Exercise instructions:
Show every line in the entries below where the word "Odlingslandskapet" appears.

## Start

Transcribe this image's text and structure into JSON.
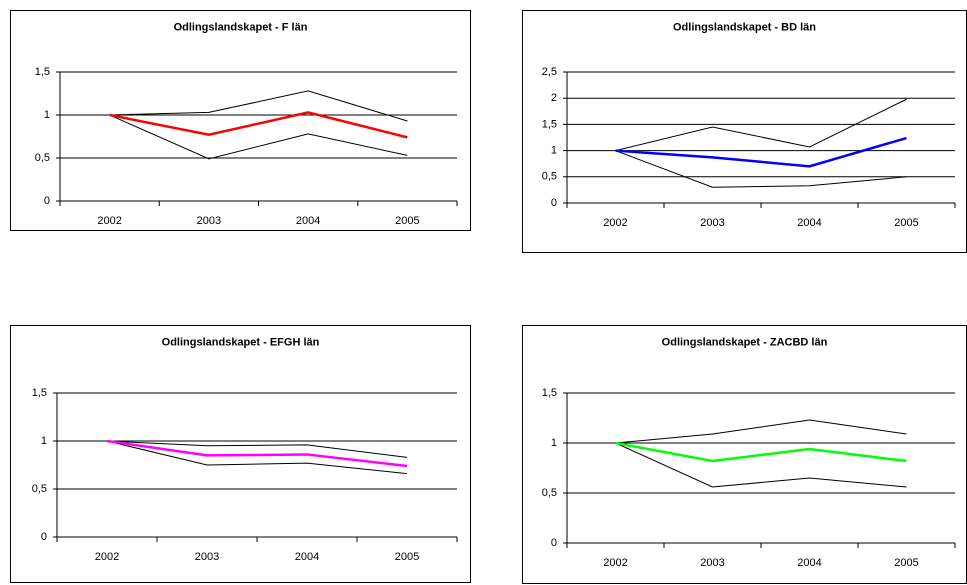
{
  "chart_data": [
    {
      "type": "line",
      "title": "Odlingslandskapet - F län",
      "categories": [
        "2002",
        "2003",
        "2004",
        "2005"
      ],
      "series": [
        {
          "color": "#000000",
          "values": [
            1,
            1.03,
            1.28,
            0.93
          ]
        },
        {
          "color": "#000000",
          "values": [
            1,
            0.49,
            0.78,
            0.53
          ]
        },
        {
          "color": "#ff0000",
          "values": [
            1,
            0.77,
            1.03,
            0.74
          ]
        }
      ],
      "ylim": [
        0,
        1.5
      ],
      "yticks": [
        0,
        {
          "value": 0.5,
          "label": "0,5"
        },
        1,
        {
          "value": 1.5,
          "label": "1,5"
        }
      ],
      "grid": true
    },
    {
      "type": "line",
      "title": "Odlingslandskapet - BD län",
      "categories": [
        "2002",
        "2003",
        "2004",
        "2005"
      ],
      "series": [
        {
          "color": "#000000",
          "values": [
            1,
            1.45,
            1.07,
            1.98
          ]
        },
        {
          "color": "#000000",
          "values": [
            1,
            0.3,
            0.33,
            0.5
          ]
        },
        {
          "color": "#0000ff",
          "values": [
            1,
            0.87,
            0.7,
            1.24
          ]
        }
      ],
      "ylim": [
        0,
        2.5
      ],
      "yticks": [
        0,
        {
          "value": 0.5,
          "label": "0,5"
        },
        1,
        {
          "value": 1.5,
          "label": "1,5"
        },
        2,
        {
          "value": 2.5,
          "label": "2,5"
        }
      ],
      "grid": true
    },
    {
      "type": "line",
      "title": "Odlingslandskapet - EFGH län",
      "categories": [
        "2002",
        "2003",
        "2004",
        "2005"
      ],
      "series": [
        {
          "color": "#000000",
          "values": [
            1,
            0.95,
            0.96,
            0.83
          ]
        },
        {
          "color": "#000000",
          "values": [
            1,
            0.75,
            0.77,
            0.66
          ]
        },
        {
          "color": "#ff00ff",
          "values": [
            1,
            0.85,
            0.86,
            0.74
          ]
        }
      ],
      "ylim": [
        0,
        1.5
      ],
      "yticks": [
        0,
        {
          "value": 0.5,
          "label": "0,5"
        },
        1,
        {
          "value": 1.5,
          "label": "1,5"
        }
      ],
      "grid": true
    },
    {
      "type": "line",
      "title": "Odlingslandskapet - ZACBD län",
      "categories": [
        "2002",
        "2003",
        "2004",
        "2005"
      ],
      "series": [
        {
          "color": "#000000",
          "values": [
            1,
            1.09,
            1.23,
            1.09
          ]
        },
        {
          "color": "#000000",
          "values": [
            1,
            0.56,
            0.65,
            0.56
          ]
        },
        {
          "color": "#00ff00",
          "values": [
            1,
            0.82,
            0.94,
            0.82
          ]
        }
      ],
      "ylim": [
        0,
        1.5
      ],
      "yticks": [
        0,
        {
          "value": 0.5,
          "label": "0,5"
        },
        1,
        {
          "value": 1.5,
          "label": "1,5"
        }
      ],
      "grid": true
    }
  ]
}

## End

The response:
      "title": "Odlingslandskapet - F län",
      "title": "Odlingslandskapet - BD län",
      "title": "Odlingslandskapet - EFGH län",
      "title": "Odlingslandskapet - ZACBD län",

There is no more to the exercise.